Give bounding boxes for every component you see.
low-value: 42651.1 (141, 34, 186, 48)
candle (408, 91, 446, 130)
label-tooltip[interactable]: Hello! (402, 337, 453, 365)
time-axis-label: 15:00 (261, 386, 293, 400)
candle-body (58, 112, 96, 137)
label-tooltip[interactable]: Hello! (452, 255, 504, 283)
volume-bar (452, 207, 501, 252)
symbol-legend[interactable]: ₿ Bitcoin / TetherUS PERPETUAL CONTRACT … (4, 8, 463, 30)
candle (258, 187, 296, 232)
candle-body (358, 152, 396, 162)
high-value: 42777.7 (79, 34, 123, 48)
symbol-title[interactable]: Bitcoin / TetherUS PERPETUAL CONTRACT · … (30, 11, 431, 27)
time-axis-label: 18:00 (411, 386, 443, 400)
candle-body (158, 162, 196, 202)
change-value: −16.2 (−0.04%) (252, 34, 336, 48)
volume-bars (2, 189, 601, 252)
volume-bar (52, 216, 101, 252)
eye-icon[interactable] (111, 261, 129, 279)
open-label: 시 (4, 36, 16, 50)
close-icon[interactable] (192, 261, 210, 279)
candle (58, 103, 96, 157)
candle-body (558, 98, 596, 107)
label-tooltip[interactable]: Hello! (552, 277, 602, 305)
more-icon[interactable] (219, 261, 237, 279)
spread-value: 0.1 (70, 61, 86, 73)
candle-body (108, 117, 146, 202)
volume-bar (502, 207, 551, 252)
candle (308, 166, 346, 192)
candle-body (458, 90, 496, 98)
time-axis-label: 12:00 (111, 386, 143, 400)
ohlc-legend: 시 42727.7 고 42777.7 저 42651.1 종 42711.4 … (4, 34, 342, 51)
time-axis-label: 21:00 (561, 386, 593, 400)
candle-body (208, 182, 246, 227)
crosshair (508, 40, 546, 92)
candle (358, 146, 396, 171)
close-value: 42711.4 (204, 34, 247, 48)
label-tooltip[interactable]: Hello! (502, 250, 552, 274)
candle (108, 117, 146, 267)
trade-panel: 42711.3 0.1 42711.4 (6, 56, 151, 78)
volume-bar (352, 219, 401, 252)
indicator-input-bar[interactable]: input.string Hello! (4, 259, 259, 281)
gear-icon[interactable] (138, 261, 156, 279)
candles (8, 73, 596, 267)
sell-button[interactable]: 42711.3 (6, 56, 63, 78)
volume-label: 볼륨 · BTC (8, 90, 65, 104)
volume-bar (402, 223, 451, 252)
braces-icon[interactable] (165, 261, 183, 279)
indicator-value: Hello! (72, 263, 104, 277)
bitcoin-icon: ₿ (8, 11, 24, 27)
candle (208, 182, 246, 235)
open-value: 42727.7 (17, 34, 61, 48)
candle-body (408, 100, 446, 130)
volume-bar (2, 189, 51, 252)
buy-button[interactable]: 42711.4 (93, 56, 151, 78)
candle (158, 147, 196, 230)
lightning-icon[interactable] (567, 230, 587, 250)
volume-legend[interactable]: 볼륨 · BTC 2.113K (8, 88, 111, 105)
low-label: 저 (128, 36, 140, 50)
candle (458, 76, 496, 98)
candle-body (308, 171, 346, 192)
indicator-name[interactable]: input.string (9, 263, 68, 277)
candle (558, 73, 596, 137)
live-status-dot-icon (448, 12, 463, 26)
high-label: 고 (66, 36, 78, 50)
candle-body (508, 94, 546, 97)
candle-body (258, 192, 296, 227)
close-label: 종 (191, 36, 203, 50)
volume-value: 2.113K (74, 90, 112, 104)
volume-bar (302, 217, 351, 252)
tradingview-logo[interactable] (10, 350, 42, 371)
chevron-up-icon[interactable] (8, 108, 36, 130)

EXERCISE REQUIREMENTS:
Turn each line of the items above into a string in a single JSON list, one string per line in the same order, leaving out any blank lines.

ANSWER IN FULL:
[
  "Give bounding boxes for every component you see.",
  "low-value: 42651.1 (141, 34, 186, 48)",
  "candle (408, 91, 446, 130)",
  "label-tooltip[interactable]: Hello! (402, 337, 453, 365)",
  "time-axis-label: 15:00 (261, 386, 293, 400)",
  "candle-body (58, 112, 96, 137)",
  "label-tooltip[interactable]: Hello! (452, 255, 504, 283)",
  "volume-bar (452, 207, 501, 252)",
  "symbol-legend[interactable]: ₿ Bitcoin / TetherUS PERPETUAL CONTRACT … (4, 8, 463, 30)",
  "candle (258, 187, 296, 232)",
  "candle-body (358, 152, 396, 162)",
  "high-value: 42777.7 (79, 34, 123, 48)",
  "symbol-title[interactable]: Bitcoin / TetherUS PERPETUAL CONTRACT · … (30, 11, 431, 27)",
  "time-axis-label: 18:00 (411, 386, 443, 400)",
  "candle-body (158, 162, 196, 202)",
  "change-value: −16.2 (−0.04%) (252, 34, 336, 48)",
  "volume-bars (2, 189, 601, 252)",
  "volume-bar (52, 216, 101, 252)",
  "eye-icon[interactable] (111, 261, 129, 279)",
  "open-label: 시 (4, 36, 16, 50)",
  "close-icon[interactable] (192, 261, 210, 279)",
  "candle (58, 103, 96, 157)",
  "candle-body (558, 98, 596, 107)",
  "label-tooltip[interactable]: Hello! (552, 277, 602, 305)",
  "more-icon[interactable] (219, 261, 237, 279)",
  "spread-value: 0.1 (70, 61, 86, 73)",
  "candle-body (108, 117, 146, 202)",
  "volume-bar (502, 207, 551, 252)",
  "candle (308, 166, 346, 192)",
  "candle-body (458, 90, 496, 98)",
  "time-axis-label: 12:00 (111, 386, 143, 400)",
  "ohlc-legend: 시 42727.7 고 42777.7 저 42651.1 종 42711.4 … (4, 34, 342, 51)",
  "time-axis-label: 21:00 (561, 386, 593, 400)",
  "candle-body (208, 182, 246, 227)",
  "crosshair (508, 40, 546, 92)",
  "candle (358, 146, 396, 171)",
  "close-value: 42711.4 (204, 34, 247, 48)",
  "label-tooltip[interactable]: Hello! (502, 250, 552, 274)",
  "candle (108, 117, 146, 267)",
  "trade-panel: 42711.3 0.1 42711.4 (6, 56, 151, 78)",
  "volume-bar (352, 219, 401, 252)",
  "indicator-input-bar[interactable]: input.string Hello! (4, 259, 259, 281)",
  "gear-icon[interactable] (138, 261, 156, 279)",
  "candles (8, 73, 596, 267)",
  "sell-button[interactable]: 42711.3 (6, 56, 63, 78)",
  "volume-label: 볼륨 · BTC (8, 90, 65, 104)",
  "volume-bar (402, 223, 451, 252)",
  "braces-icon[interactable] (165, 261, 183, 279)",
  "indicator-value: Hello! (72, 263, 104, 277)",
  "bitcoin-icon: ₿ (8, 11, 24, 27)",
  "candle (208, 182, 246, 235)",
  "open-value: 42727.7 (17, 34, 61, 48)",
  "candle-body (408, 100, 446, 130)",
  "volume-bar (2, 189, 51, 252)",
  "buy-button[interactable]: 42711.4 (93, 56, 151, 78)",
  "candle (158, 147, 196, 230)",
  "lightning-icon[interactable] (567, 230, 587, 250)",
  "volume-legend[interactable]: 볼륨 · BTC 2.113K (8, 88, 111, 105)",
  "low-label: 저 (128, 36, 140, 50)",
  "candle (458, 76, 496, 98)",
  "candle-body (308, 171, 346, 192)",
  "indicator-name[interactable]: input.string (9, 263, 68, 277)",
  "candle (558, 73, 596, 137)",
  "live-status-dot-icon (448, 12, 463, 26)",
  "high-label: 고 (66, 36, 78, 50)",
  "candle-body (508, 94, 546, 97)",
  "candle-body (258, 192, 296, 227)",
  "close-label: 종 (191, 36, 203, 50)",
  "volume-value: 2.113K (74, 90, 112, 104)",
  "volume-bar (302, 217, 351, 252)",
  "tradingview-logo[interactable] (10, 350, 42, 371)",
  "chevron-up-icon[interactable] (8, 108, 36, 130)"
]